## PROBLEM DESCRIPTION:
Show each line of the data below that has the string "Period" in it.

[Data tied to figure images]
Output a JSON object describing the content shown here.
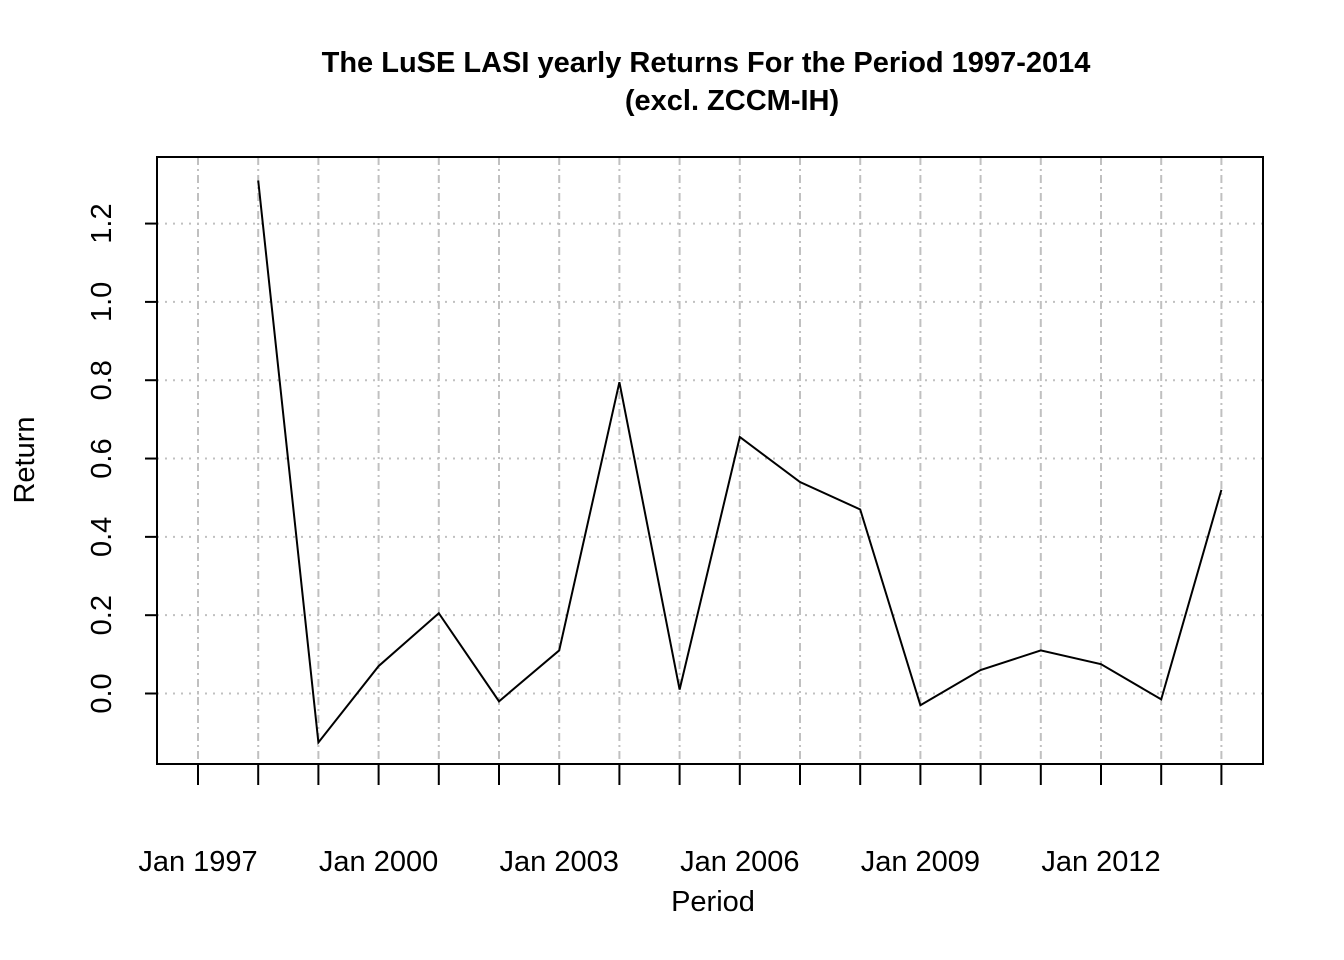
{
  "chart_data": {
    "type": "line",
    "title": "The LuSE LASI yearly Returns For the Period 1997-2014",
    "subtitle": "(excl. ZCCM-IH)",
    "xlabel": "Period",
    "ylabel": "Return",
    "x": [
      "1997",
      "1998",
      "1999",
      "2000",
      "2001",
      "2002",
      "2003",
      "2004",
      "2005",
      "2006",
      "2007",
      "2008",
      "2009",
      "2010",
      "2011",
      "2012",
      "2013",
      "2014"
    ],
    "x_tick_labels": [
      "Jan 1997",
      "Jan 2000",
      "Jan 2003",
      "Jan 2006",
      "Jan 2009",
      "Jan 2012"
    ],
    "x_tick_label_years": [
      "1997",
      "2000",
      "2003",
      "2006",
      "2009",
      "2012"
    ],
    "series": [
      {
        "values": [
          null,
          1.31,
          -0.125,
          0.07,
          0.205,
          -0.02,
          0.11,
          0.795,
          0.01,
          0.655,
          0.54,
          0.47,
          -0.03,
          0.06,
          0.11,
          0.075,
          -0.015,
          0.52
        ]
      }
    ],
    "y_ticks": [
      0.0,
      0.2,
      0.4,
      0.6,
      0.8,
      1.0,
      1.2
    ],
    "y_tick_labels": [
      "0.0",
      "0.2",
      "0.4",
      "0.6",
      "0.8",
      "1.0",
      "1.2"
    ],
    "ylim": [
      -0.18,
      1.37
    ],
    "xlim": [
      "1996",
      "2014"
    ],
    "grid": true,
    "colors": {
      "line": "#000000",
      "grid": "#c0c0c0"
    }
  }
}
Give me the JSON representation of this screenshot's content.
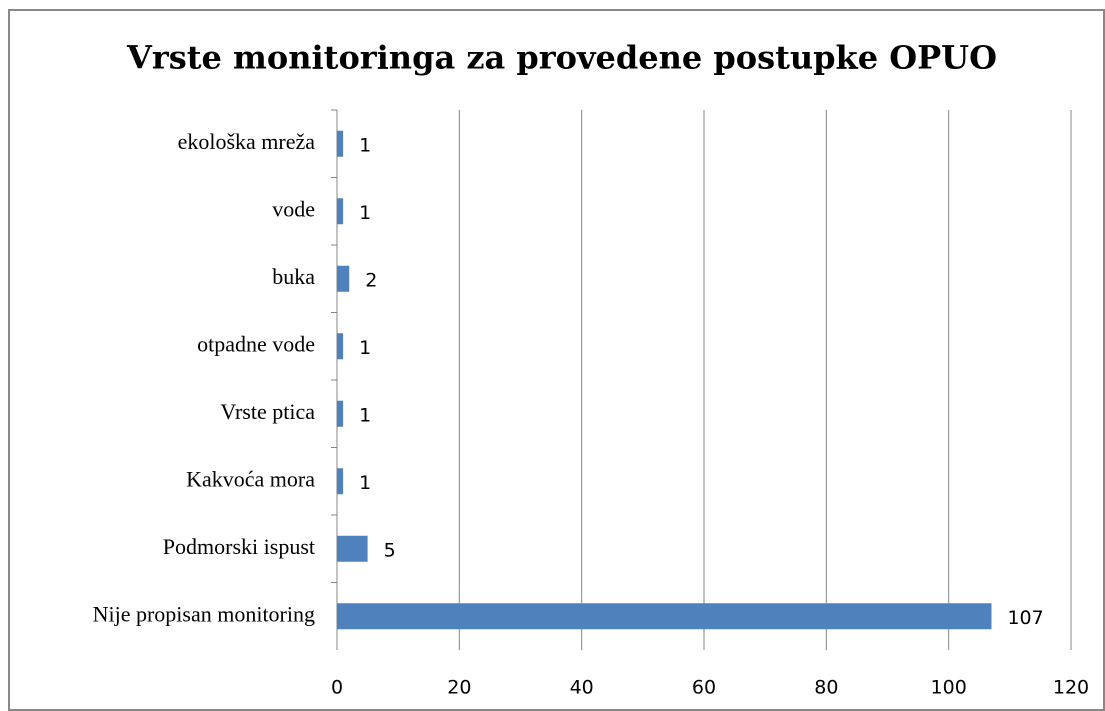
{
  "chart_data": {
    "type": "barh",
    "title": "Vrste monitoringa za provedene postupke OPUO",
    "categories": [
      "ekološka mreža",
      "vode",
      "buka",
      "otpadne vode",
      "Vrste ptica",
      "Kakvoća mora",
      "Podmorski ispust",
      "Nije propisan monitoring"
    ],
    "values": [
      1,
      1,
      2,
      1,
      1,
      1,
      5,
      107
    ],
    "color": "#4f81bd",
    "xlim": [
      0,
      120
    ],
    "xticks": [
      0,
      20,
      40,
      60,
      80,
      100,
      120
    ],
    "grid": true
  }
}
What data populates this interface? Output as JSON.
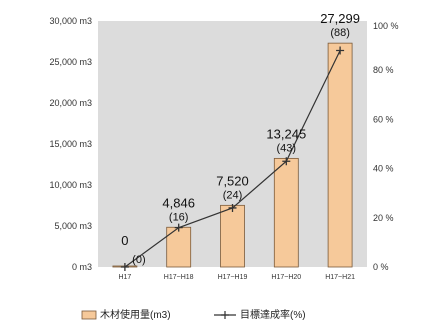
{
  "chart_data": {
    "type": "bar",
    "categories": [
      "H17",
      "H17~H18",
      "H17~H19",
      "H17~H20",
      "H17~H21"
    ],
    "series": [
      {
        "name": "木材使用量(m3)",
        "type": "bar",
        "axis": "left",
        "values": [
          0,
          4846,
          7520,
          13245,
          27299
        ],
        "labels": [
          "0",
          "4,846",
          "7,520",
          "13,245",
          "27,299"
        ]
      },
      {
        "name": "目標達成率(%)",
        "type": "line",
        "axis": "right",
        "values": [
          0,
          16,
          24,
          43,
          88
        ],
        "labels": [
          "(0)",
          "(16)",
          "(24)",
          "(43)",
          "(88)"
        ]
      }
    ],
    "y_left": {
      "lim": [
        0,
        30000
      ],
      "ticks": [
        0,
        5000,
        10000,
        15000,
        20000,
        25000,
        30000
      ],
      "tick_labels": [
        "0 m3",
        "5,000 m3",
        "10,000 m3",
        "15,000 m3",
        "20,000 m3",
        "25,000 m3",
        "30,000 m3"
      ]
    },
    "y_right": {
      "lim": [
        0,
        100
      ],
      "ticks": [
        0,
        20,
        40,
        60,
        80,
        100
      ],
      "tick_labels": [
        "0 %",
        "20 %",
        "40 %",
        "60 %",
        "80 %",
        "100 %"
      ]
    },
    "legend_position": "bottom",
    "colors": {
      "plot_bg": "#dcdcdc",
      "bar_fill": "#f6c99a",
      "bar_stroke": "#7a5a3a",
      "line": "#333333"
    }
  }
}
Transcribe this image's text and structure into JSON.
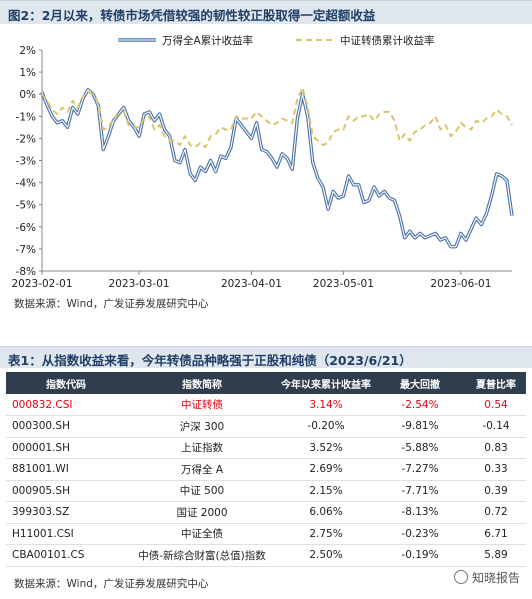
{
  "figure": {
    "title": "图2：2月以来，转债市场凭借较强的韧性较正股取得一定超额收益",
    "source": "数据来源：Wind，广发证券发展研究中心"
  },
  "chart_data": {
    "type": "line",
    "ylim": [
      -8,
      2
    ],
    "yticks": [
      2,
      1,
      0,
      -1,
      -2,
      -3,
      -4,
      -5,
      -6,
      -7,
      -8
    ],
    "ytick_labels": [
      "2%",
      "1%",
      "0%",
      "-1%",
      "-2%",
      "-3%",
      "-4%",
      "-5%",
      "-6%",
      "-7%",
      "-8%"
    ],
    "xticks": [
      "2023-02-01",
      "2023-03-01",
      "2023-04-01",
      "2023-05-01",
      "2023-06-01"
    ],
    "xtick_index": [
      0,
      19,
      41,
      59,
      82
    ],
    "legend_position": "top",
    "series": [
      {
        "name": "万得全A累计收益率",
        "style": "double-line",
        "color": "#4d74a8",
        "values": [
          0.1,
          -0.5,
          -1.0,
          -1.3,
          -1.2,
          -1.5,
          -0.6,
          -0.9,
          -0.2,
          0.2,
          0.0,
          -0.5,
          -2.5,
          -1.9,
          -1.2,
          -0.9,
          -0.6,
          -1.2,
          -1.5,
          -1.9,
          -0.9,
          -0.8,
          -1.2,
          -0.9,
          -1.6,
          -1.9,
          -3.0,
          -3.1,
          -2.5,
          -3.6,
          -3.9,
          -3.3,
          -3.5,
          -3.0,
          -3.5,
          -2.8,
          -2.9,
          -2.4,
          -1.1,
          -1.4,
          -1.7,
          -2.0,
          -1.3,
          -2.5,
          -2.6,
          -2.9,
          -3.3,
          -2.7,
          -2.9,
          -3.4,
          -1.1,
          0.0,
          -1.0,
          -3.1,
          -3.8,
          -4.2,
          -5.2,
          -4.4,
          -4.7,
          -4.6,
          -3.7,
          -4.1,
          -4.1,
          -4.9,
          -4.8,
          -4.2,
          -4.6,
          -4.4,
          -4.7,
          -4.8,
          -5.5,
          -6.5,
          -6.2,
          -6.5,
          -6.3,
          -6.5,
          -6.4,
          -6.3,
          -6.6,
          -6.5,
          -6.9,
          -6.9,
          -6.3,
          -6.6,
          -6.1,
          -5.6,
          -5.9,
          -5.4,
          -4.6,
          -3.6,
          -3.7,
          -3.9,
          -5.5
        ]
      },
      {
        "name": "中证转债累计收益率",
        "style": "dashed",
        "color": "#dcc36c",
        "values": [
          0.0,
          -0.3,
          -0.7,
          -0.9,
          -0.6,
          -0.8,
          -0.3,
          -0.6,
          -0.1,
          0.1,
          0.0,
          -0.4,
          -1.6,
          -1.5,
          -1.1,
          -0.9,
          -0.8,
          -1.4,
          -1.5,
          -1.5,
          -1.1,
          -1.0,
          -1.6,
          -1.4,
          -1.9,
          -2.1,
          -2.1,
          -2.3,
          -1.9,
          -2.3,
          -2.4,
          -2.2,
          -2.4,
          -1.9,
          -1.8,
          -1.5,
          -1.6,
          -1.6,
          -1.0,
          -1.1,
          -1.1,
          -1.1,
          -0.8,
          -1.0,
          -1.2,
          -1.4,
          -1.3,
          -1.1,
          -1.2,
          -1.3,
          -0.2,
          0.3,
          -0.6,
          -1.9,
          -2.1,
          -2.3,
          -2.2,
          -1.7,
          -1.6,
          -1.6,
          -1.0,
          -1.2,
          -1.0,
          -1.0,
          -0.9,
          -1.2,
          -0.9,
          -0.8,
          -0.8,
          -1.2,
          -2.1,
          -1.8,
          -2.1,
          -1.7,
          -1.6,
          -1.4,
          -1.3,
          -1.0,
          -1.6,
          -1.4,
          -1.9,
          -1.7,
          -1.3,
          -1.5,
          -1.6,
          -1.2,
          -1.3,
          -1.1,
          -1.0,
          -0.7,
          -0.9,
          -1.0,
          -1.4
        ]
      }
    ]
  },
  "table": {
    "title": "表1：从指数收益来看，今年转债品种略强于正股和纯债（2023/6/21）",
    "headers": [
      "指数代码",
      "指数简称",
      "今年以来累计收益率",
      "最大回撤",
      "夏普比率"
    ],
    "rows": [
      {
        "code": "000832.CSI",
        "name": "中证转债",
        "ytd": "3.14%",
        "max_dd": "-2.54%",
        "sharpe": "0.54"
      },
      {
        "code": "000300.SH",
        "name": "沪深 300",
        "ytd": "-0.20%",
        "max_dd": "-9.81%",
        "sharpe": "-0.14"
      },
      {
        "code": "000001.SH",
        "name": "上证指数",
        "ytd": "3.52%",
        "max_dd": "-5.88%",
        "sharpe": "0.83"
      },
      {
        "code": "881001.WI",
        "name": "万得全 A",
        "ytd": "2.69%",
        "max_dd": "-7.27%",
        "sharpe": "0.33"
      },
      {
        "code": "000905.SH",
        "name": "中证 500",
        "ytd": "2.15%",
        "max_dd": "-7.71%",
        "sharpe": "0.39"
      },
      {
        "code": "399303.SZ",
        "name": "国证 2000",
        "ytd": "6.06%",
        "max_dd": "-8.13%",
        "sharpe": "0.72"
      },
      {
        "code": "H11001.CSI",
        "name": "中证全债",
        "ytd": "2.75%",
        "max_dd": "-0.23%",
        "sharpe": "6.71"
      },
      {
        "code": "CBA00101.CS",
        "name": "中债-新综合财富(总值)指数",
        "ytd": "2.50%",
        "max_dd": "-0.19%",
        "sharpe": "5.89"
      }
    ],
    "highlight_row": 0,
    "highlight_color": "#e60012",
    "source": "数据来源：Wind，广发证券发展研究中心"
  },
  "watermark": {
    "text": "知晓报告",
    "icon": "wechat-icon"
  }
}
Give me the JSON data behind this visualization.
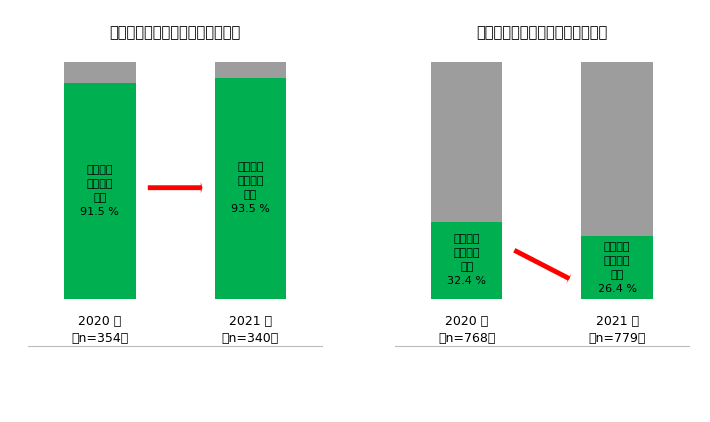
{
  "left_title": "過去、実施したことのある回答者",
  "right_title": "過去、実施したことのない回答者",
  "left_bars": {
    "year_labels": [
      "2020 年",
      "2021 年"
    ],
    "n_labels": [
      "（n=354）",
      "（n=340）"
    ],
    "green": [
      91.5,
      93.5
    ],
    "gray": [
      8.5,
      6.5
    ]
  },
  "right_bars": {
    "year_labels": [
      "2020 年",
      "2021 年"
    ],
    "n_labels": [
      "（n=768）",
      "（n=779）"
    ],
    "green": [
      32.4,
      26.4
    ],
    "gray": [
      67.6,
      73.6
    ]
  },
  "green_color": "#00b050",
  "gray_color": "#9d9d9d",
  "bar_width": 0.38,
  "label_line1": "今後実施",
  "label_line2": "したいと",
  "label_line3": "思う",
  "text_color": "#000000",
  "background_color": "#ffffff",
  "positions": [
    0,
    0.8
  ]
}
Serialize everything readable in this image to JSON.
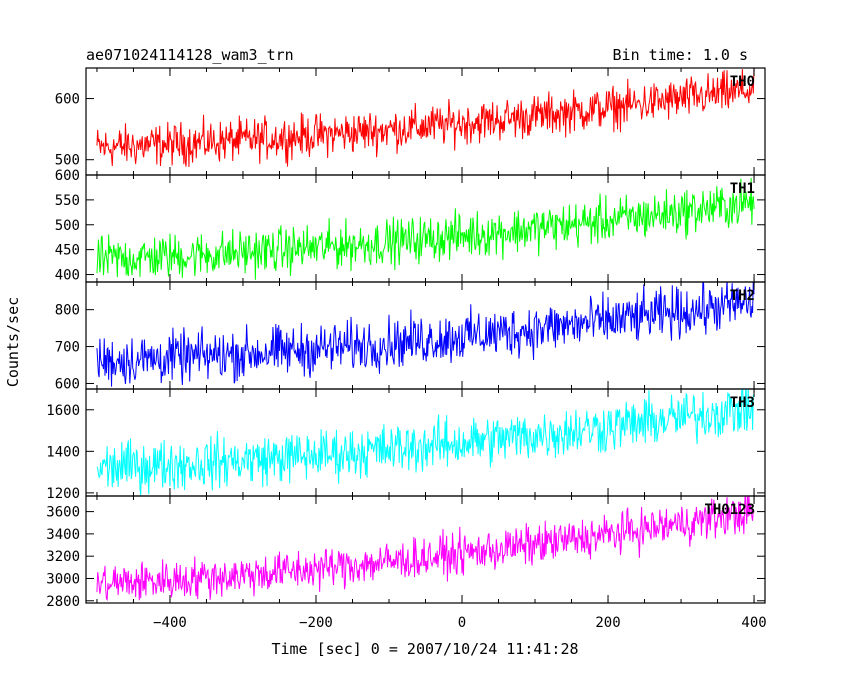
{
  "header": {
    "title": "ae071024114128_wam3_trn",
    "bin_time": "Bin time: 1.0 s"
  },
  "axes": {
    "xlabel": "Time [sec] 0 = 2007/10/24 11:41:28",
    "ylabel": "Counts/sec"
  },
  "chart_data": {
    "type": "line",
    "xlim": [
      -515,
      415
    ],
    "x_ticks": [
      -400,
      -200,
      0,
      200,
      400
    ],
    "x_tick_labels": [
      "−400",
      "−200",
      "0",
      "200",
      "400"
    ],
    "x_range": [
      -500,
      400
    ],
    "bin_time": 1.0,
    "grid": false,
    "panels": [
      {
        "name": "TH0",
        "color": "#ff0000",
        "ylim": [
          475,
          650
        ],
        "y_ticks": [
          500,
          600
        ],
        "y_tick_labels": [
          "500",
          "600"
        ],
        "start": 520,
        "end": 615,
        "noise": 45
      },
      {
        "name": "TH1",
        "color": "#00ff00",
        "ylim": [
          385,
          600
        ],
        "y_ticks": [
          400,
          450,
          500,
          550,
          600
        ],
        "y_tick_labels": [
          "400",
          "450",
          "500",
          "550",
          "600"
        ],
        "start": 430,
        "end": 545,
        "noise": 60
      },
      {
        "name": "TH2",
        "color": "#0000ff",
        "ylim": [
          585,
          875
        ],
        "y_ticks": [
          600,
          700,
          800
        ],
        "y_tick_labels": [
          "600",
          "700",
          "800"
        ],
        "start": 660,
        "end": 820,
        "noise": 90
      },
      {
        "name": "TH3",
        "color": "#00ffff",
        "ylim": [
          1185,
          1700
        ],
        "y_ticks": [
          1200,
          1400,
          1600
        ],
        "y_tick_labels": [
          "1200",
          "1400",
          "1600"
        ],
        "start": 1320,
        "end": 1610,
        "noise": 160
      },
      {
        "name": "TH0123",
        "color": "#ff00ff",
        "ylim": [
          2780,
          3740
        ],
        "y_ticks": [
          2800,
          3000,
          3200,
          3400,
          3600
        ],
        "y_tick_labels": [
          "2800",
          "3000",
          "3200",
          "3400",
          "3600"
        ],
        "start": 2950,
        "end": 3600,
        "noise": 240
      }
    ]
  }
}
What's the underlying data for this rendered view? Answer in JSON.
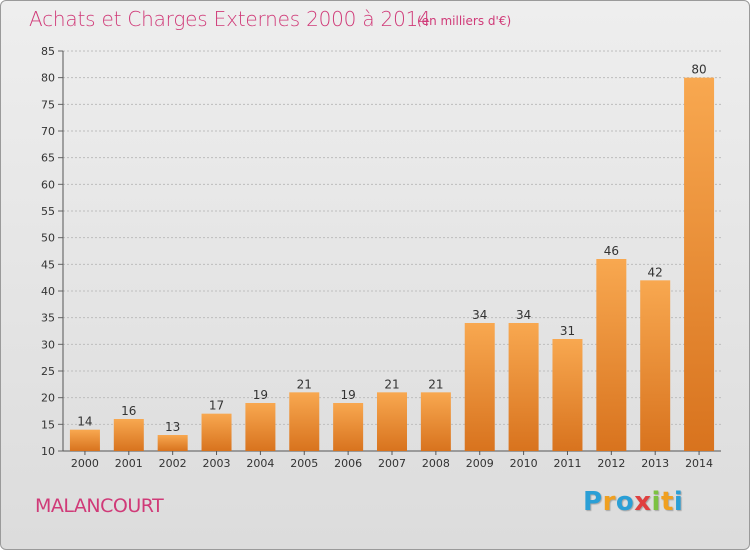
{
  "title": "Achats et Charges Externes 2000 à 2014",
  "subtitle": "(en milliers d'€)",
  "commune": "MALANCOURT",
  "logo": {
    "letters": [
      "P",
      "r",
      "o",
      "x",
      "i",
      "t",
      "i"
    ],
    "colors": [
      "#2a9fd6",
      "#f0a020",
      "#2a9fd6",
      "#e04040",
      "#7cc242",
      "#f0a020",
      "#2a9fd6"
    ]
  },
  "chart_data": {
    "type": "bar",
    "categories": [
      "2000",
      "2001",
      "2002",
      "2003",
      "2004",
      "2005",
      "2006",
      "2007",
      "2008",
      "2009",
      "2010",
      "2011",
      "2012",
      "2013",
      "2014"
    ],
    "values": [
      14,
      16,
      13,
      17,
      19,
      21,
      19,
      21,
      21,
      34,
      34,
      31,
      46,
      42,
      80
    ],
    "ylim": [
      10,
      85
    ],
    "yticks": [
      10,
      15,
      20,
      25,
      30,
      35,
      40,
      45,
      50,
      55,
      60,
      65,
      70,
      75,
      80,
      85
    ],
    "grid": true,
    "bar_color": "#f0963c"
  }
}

## EXERCISE ANSWER:
    "title": "The LuSE LASI yearly Returns For the Period 1997-2014",
    "xlabel": "Period",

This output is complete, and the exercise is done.